(Figure record extracts)

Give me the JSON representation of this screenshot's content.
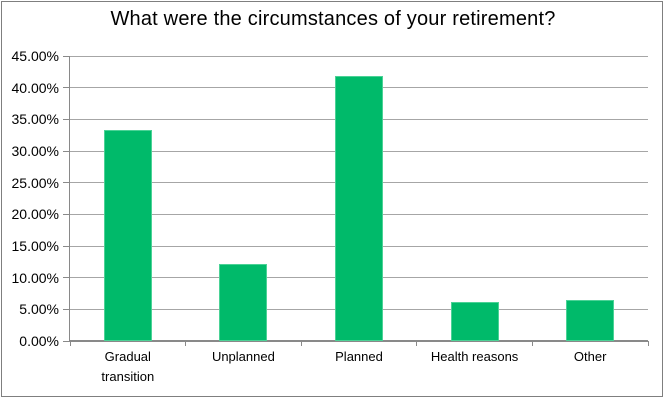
{
  "chart": {
    "title": "What were the circumstances of your retirement?"
  },
  "chart_data": {
    "type": "bar",
    "title": "What were the circumstances of your retirement?",
    "categories": [
      "Gradual transition",
      "Unplanned",
      "Planned",
      "Health reasons",
      "Other"
    ],
    "values": [
      33.3,
      12.2,
      41.8,
      6.1,
      6.4
    ],
    "value_unit": "%",
    "xlabel": "",
    "ylabel": "",
    "ylim": [
      0,
      45
    ],
    "y_tick_step": 5,
    "y_tick_labels": [
      "0.00%",
      "5.00%",
      "10.00%",
      "15.00%",
      "20.00%",
      "25.00%",
      "30.00%",
      "35.00%",
      "40.00%",
      "45.00%"
    ],
    "grid": "horizontal",
    "legend_position": "none",
    "colors": {
      "bar_fill": "#00BA6A",
      "bar_edge": "#4bd296",
      "gridline": "#a6a6a6",
      "axis": "#898989",
      "tick": "#898989",
      "text": "#000000",
      "chart_border": "#7f7f7f",
      "background": "#ffffff"
    }
  }
}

■ **WRITTEN REQUEST**: The data above should be repeated exactly, minus any pictures.

■ **EXERCISE OUTPUT**:
Give me the JSON representation of this screenshot's content.
{
  "chart": {
    "title": "What were the circumstances of your retirement?"
  },
  "chart_data": {
    "type": "bar",
    "title": "What were the circumstances of your retirement?",
    "categories": [
      "Gradual transition",
      "Unplanned",
      "Planned",
      "Health reasons",
      "Other"
    ],
    "values": [
      33.3,
      12.2,
      41.8,
      6.1,
      6.4
    ],
    "value_unit": "%",
    "xlabel": "",
    "ylabel": "",
    "ylim": [
      0,
      45
    ],
    "y_tick_step": 5,
    "y_tick_labels": [
      "0.00%",
      "5.00%",
      "10.00%",
      "15.00%",
      "20.00%",
      "25.00%",
      "30.00%",
      "35.00%",
      "40.00%",
      "45.00%"
    ],
    "grid": "horizontal",
    "legend_position": "none",
    "colors": {
      "bar_fill": "#00BA6A",
      "bar_edge": "#4bd296",
      "gridline": "#a6a6a6",
      "axis": "#898989",
      "tick": "#898989",
      "text": "#000000",
      "chart_border": "#7f7f7f",
      "background": "#ffffff"
    }
  }
}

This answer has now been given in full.